___ Records ___

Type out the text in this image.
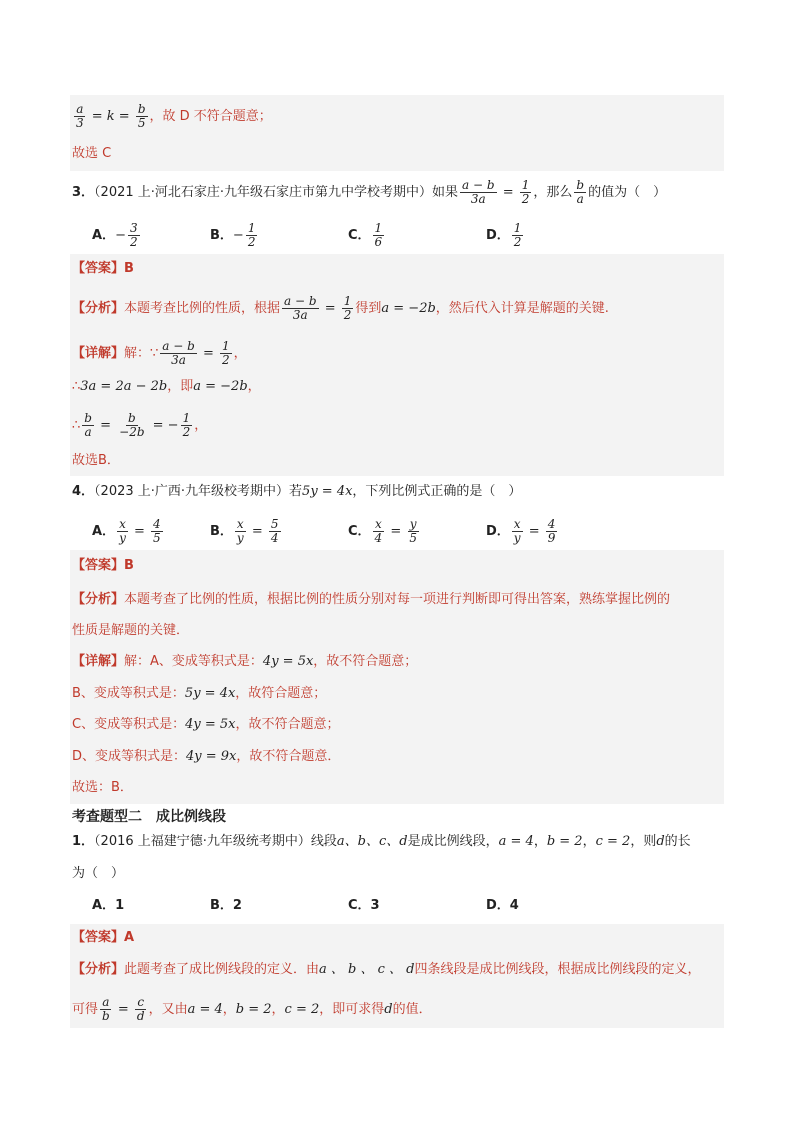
$\frac{a}{3} = k = \frac{b}{5}$ ，故 D 不符合题意；
故选 C
3．（2021 上·河北石家庄·九年级石家庄市第九中学校考期中）如果 $\frac{a - b}{3a} = \frac{1}{2}$ ，那么 $\frac{b}{a}$ 的值为（　）
A．− $\frac{3}{2}$	B．− $\frac{1}{2}$	C． $\frac{1}{6}$	D． $\frac{1}{2}$
【答案】B
【分析】本题考查比例的性质，根据 $\frac{a - b}{3a} = \frac{1}{2}$ 得到a = −2b，然后代入计算是解题的关键.
【详解】解：∵ $\frac{a - b}{3a} = \frac{1}{2}$ ，
∴3a = 2a − 2b，即a = −2b，
∴ $\frac{b}{a} = \frac{b}{-2b}$ = − $\frac{1}{2}$ ，
故选B．
4．（2023 上·广西·九年级校考期中）若5y = 4x，下列比例式正确的是（　）
A． $\frac{x}{y} = \frac{4}{5}$	B． $\frac{x}{y} = \frac{5}{4}$	C． $\frac{x}{4} = \frac{y}{5}$	D． $\frac{x}{y} = \frac{4}{9}$
【答案】B
【分析】本题考查了比例的性质，根据比例的性质分别对每一项进行判断即可得出答案，熟练掌握比例的
性质是解题的关键．
【详解】解：A、变成等积式是：4y = 5x，故不符合题意；
B、变成等积式是：5y = 4x，故符合题意；
C、变成等积式是：4y = 5x，故不符合题意；
D、变成等积式是：4y = 9x，故不符合题意．
故选：B．
考查题型二　成比例线段
1．（2016 上福建宁德·九年级统考期中）线段a、b、c、d是成比例线段，a = 4，b = 2，c = 2，则d的长
为（　）
A．1	B．2	C．3	D．4
【答案】A
【分析】此题考查了成比例线段的定义．由a 、 b 、 c 、 d四条线段是成比例线段，根据成比例线段的定义，
可得 $\frac{a}{b} = \frac{c}{d}$ ，又由a = 4，b = 2，c = 2，即可求得d的值．
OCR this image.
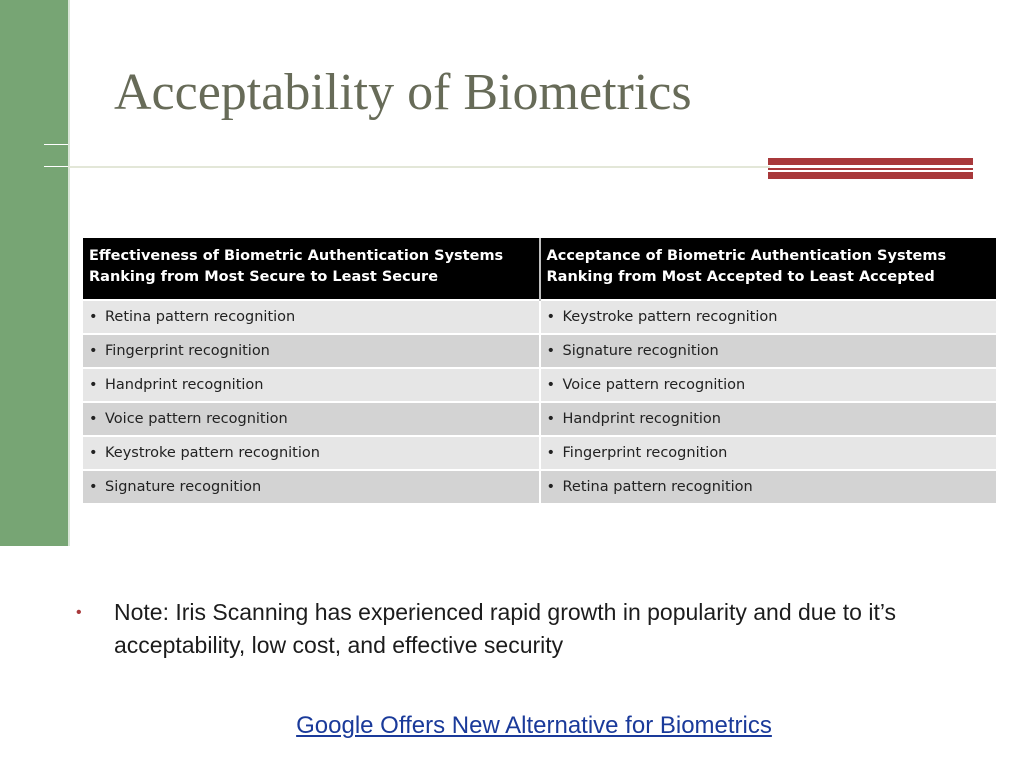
Acceptability of Biometrics
Effectiveness of Biometric Authentication Systems Ranking from Most Secure to Least Secure	Acceptance of Biometric Authentication Systems Ranking from Most Accepted to Least Accepted
• Retina pattern recognition	• Keystroke pattern recognition
• Fingerprint recognition	• Signature recognition
• Handprint recognition	• Voice pattern recognition
• Voice pattern recognition	• Handprint recognition
• Keystroke pattern recognition	• Fingerprint recognition
• Signature recognition	• Retina pattern recognition
•	Note: Iris Scanning has experienced rapid growth in popularity and due to it’s acceptability, low cost, and effective security
Google Offers New Alternative for Biometrics
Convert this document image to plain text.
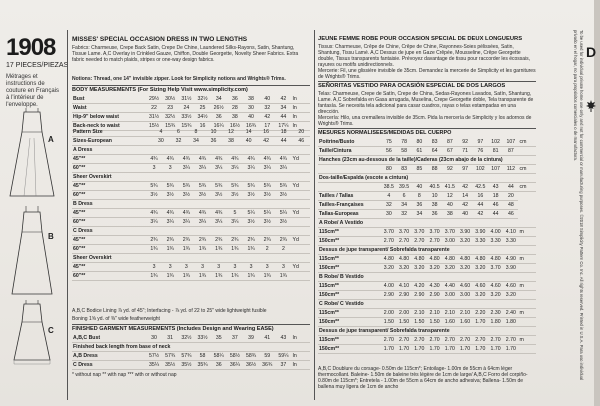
1908
17 PIECES/PIEZAS
Métrages et instructions de couture en Français à l'intérieur de l'enveloppe.
A
B
C
MISSES' SPECIAL OCCASION DRESS IN TWO LENGTHS
Fabrics: Charmeuse, Crepe Back Satin, Crepe De Chine, Laundered Silks-Rayons, Satin, Shantung, Tissue Lame. A,C Overlay in Crinkled Gauze, Chiffon, Double Georgette, Novelty Sheer Fabrics. Extra fabric needed to match plaids, stripes or one-way design fabrics.
Notions: Thread, one 14" invisible zipper. Look for Simplicity notions and Wrights® Trims.
BODY MEASUREMENTS (For Sizing Help Visit www.simplicity.com)
Bust	29½	30½	31½	32½	34	36	38	40	42	In
Waist	22	23	24	25	26½	28	30	32	34	In
Hip-9" below waist	31½	32½	33½	34½	36	38	40	42	44	In
Back-neck to waist	15½	15¾	15¾	16	16¼	16½	16¾	17	17¼	In
Pattern Size	4	6	8	10	12	14	16	18	20
Sizes-European	30	32	34	36	38	40	42	44	46
A Dress										
45"**	4¾	4¾	4¾	4¾	4¾	4¾	4¾	4¾	4¾	Yd
60"**	3	3	3¼	3¼	3¼	3¼	3¼	3¼	3¼	
Sheer Overskirt										
45"**	5¾	5¾	5¾	5¾	5¾	5¾	5¾	5¾	5¾	Yd
60"**	3½	3½	3½	3½	3½	3½	3½	3½	3½	
B Dress										
45"**	4¾	4¾	4¾	4¾	4¾	5	5¼	5¼	5¼	Yd
60"**	3¼	3¼	3¼	3¼	3¼	3¼	3½	3½	3½	
C Dress										
45"**	2¾	2¾	2¾	2¾	2¾	2¾	2¾	2¾	2¾	Yd
60"**	1¾	1¾	1¾	1¾	1¾	1¾	1¾	2	2	
Sheer Overskirt										
45"**	3	3	3	3	3	3	3	3	3	Yd
60"**	1¾	1¾	1¾	1¾	1¾	1¾	1¾	1¾	1¾	
A,B,C Bodice Lining ⅞ yd. of 45"; Interfacing - ⅞ yd. of 22 to 25" wide lightweight fusible
Boning 1⅝ yd. of ⅜" wide featherweight
FINISHED GARMENT MEASUREMENTS (Includes Design and Wearing EASE)
A,B,C Bust	30	31	32½	33½	35	37	39	41	43	In
Finished back length from base of neck										
A,B Dress	57½	57¾	57¾	58	58¼	58½	58¾	59	59¼	In
C Dress	35¼	35½	35½	35¾	36	36¼	36½	36¾	37	In
* without nap ** with nap *** with or without nap
JEUNE FEMME ROBE POUR OCCASION SPECIAL DE DEUX LONGUEURS
Tissus: Charmeuse, Crêpe de Chine, Crêpe de Chine, Rayonnes-Soies pélissées, Satin, Shantung, Tissu Lamé. A,C Dessus de jupe en Gaze Crêpée, Mousseline, Crêpe Georgette double, Tissus transparents fantaisie. Prévoyez davantage de tissu pour raccorder les écossais, rayures ou motifs unidirectionnels.
Mercerie: Fil, une glissière invisible de 35cm. Demandez la mercerie de Simplicity et les garnitures de Wrights® Trims.
SEÑORITAS VESTIDO PARA OCASIÓN ESPECIAL DE DOS LARGOS
Telas: Charmeuse, Crepe de Satín, Crepe de China, Sedas-Rayones Lavados, Satín, Shantung, Lame. A,C Sobrefalda en Gasa arrugada, Muselina, Crepe Georgette doble, Tela transparente de fantasía. Se necesita tela adicional para casar cuadros, rayas o telas estampadas en una dirección.
Mercería: Hilo, una cremallera invisible de 35cm. Pida la mercería de Simplicity y los adornos de Wrights® Trims.
MESURES NORMALISEES/MEDIDAS DEL CUERPO
Poitrine/Busto	75	78	80	83	87	92	97	102	107	cm
Taille/Cintura	56	58	61	64	67	71	76	81	87	
Hanches (23cm au-dessous de la taille)/Caderas (23cm abajo de la cintura)										
	80	83	85	88	92	97	102	107	112	cm
Dos-taille/Espalda (escote a cintura)										
	38.5	39.5	40	40.5	41.5	42	42.5	43	44	cm
Tailles / Tallas	4	6	8	10	12	14	16	18	20	
Tailles-Françaises	32	34	36	38	40	42	44	46	48	
Tallas-Europeas	30	32	34	36	38	40	42	44	46	
A Robe/ A Vestido										
115cm**	3.70	3.70	3.70	3.70	3.70	3.90	3.90	4.00	4.10	m
150cm**	2.70	2.70	2.70	2.70	3.00	3.20	3.30	3.30	3.30	
Dessus de jupe transparent/ Sobrefalda transparente										
115cm**	4.80	4.80	4.80	4.80	4.80	4.80	4.80	4.80	4.90	m
150cm**	3.20	3.20	3.20	3.20	3.20	3.20	3.20	3.70	3.90	
B Robe/ B Vestido										
115cm**	4.00	4.10	4.20	4.30	4.40	4.60	4.60	4.60	4.60	m
150cm**	2.90	2.90	2.90	2.90	3.00	3.00	3.20	3.20	3.20	
C Robe/ C Vestido										
115cm**	2.00	2.00	2.10	2.10	2.10	2.10	2.20	2.30	2.40	m
150cm**	1.50	1.50	1.50	1.50	1.60	1.60	1.70	1.80	1.80	
Dessus de jupe transparent/ Sobrefalda transparente										
115cm**	2.70	2.70	2.70	2.70	2.70	2.70	2.70	2.70	2.70	m
150cm**	1.70	1.70	1.70	1.70	1.70	1.70	1.70	1.70	1.70	
A,B,C Doublure du corsage- 0.50m de 115cm*; Entoilage- 1.00m de 55cm à 64cm léger thermocollant. Baleine- 1.50m de baleine très légère de 1cm de large/ A,B,C Forro del corpiño- 0.80m de 115cm*; Entretela - 1.00m de 55cm a 64cm de ancho adhesiva; Ballena- 1.50m de ballena muy ligera de 1cm de ancho
To be used for individual private home use only and not for commercial or manufacturing purposes. ©2018 Simplicity Pattern Co. Inc. All rights reserved. Printed in U.S.A. Para uso individual privado en el hogar, no para propósitos comerciales o de manufactura. D
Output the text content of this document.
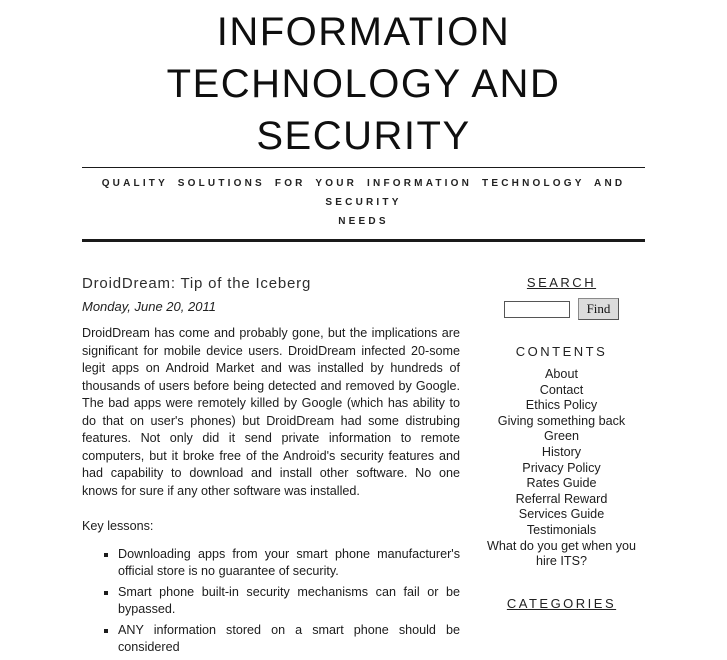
INFORMATION
TECHNOLOGY AND
SECURITY
QUALITY SOLUTIONS FOR YOUR INFORMATION TECHNOLOGY AND SECURITY
NEEDS
DroidDream: Tip of the Iceberg
Monday, June 20, 2011

DroidDream has come and probably gone, but the implications are significant for mobile device users. DroidDream infected 20-some legit apps on Android Market and was installed by hundreds of thousands of users before being detected and removed by Google. The bad apps were remotely killed by Google (which has ability to do that on user's phones) but DroidDream had some distrubing features. Not only did it send private information to remote computers, but it broke free of the Android's security features and had capability to download and install other software. No one knows for sure if any other software was installed.

Key lessons:

▪ Downloading apps from your smart phone manufacturer's official store is no guarantee of security.
▪ Smart phone built-in security mechanisms can fail or be bypassed.
▪ ANY information stored on a smart phone should be considered
SEARCH
Find
CONTENTS
About
Contact
Ethics Policy
Giving something back
Green
History
Privacy Policy
Rates Guide
Referral Reward
Services Guide
Testimonials
What do you get when you hire ITS?
CATEGORIES
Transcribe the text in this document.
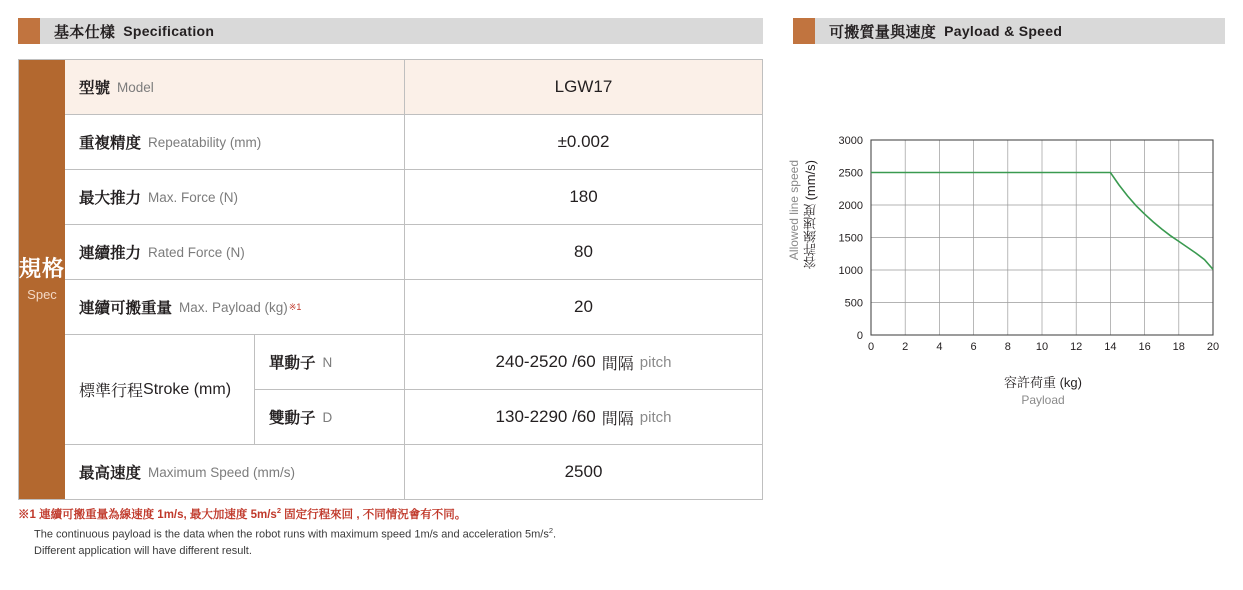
基本仕樣 Specification	可搬質量與速度 Payload & Speed
規格
Spec
型號 Model	LGW17
重複精度 Repeatability (mm)	±0.002
最大推力 Max. Force (N)	180
連續推力 Rated Force (N)	80
連續可搬重量 Max. Payload (kg) ※1	20
標準行程 Stroke (mm)
單動子 N	240-2520 /60 間隔 pitch
雙動子 D	130-2290 /60 間隔 pitch
最高速度 Maximum Speed (mm/s)	2500
※1 連續可搬重量為線速度 1m/s, 最大加速度 $5m/s^2$ 固定行程來回 , 不同情況會有不同。
The continuous payload is the data when the robot runs with maximum speed 1m/s and acceleration $5m/s^2$.
Different application will have different result.
容許線速度 (mm/s)
Allowed line speed
0	2	4	6	8 10 12 14 16 18 20
0
500
1000
1500
2000
2500
3000
容許荷重 (kg)
Payload
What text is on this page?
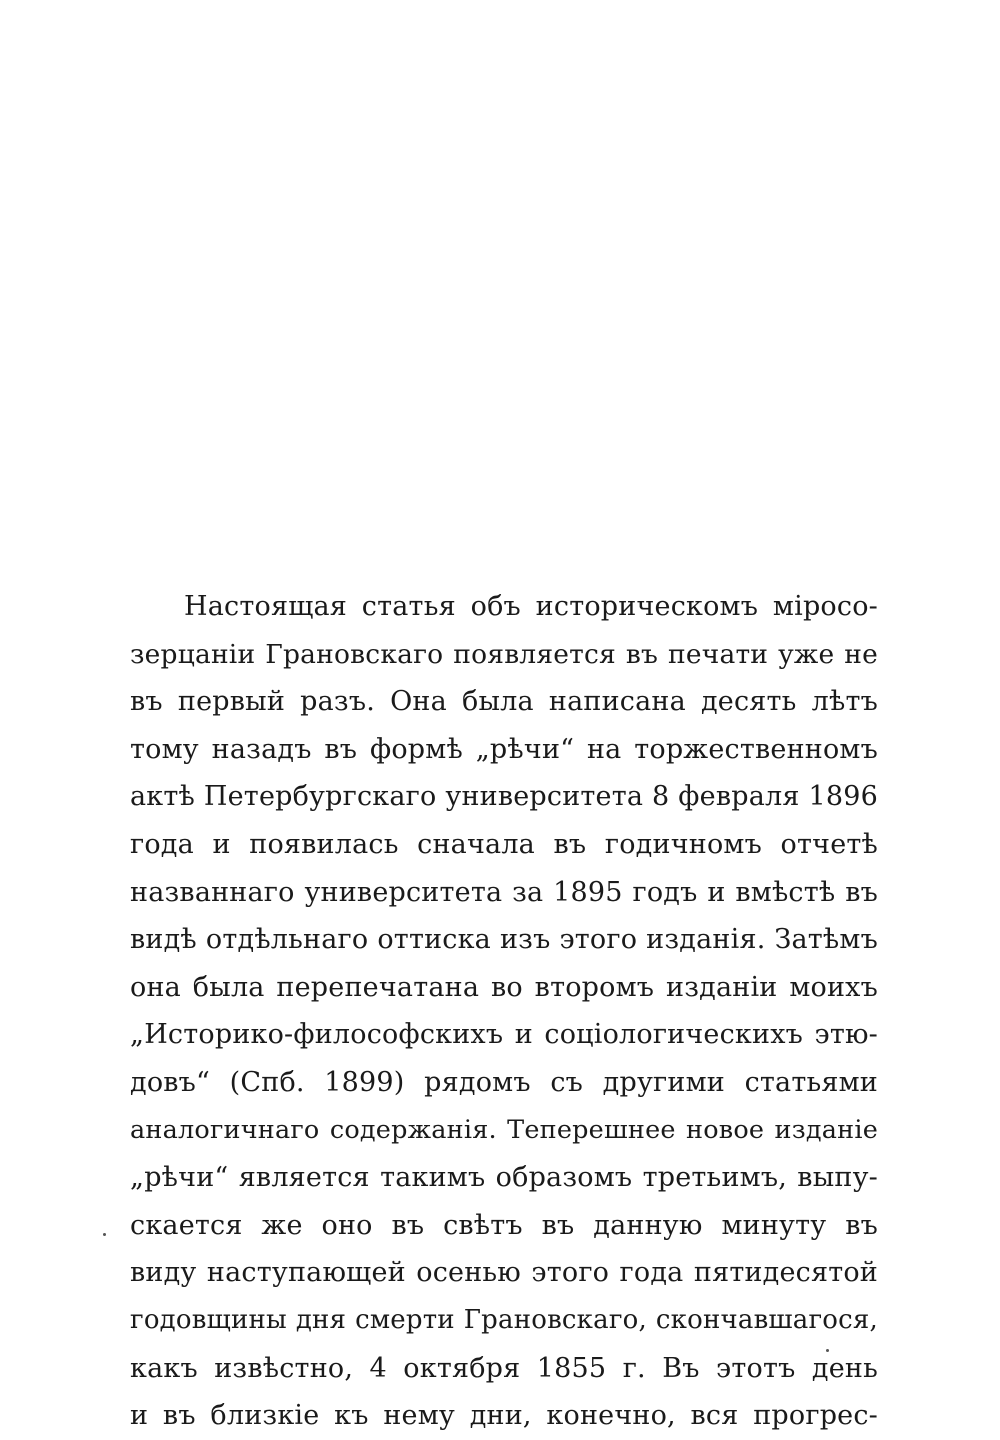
Настоящая статья объ историческомъ міросо-
зерцаніи Грановскаго появляется въ печати уже не
въ первый разъ. Она была написана десять лѣтъ
тому назадъ въ формѣ „рѣчи“ на торжественномъ
актѣ Петербургскаго университета 8 февраля 1896
года и появилась сначала въ годичномъ отчетѣ
названнаго университета за 1895 годъ и вмѣстѣ въ
видѣ отдѣльнаго оттиска изъ этого изданія. Затѣмъ
она была перепечатана во второмъ изданіи моихъ
„Историко-философскихъ и соціологическихъ этю-
довъ“ (Спб. 1899) рядомъ съ другими статьями
аналогичнаго содержанія. Теперешнее новое изданіе
„рѣчи“ является такимъ образомъ третьимъ, выпу-
скается же оно въ свѣтъ въ данную минуту въ
виду наступающей осенью этого года пятидесятой
годовщины дня смерти Грановскаго, скончавшагося,
какъ извѣстно, 4 октября 1855 г. Въ этотъ день
и въ близкіе къ нему дни, конечно, вся прогрес-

___

Copy whichever lines in the listing above contain the word "Tailles".

Output of the exercise >>
Tailles / Tallas	4	6	8	10	12	14	16	18	20	
Tailles-Françaises	32	34	36	38	40	42	44	46	48	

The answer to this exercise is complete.